§ Consegna 1: Nel brano sul reddito di inserimento, da quale anno la misura è destinata a prendere forma?
§ Consegna 2: Prosegui il brano sul reddito di inserimento dopo la sua ultima frase.

§ Estratto della pagina:
□ □ □ □ □ □ □

Reddito di inserimento

Boeri ha parlato anche del “Reddito di inserimento”, la misura destinata a prendere forma dal 2018. «È sicuramente un passo in avanti rispetto alle tante misure parziali introdotte negli ultimi anni (dal Sia all’Asdi, dalla social card alla car ta acquisti) – ha detto il numero uno dell’ente di previdenza -, ma è ancora una misura basata su condizioni categoriali arbitrarie» e «l’importo sembra anche troppo basso. L’Inps – ha comunque assicurato Boeri – è pronto, come richiesto dal decreto legislativo che istituirà il reddito di inserimento ad essere l’amministrazione centrale che seleziona, in collaborazione coi Comuni, i beneficiari».

□ □ □ □ □ □ □

§ Dati forniti:
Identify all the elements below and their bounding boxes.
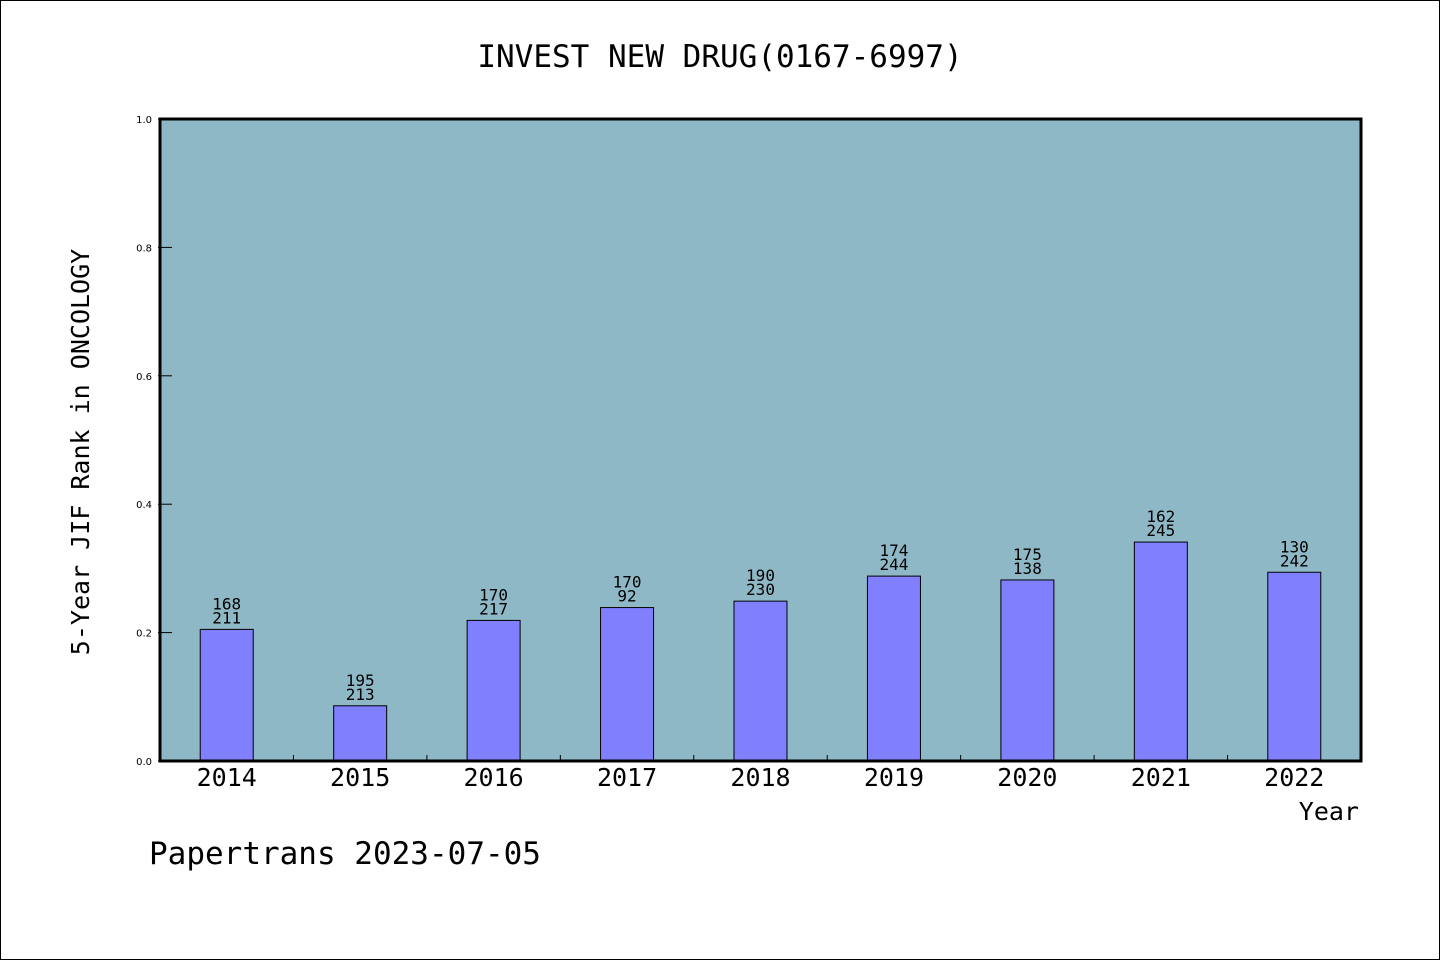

□ □ □ □ □ □ □

§ Risposta scritta 1: Dal 2018.

§ Risposta scritta 2:
L’INPS costa allo Stato circa 3 miliardi all’anno

Il presidente dell’Istituto ha affrontato anche il tema dei costi dell’ente. «I costi complessivi della macchina nel 2016 – ha affermato -, al netto dei riversamenti all’erario per l’Irpef dei dipendenti, sono stati di 3,3 miliardi. Quindi, a fronte di circa 440 miliardi di prestazioni erogate, l’Inps costa allo Stato italiano poco più di 3 miliardi l’anno».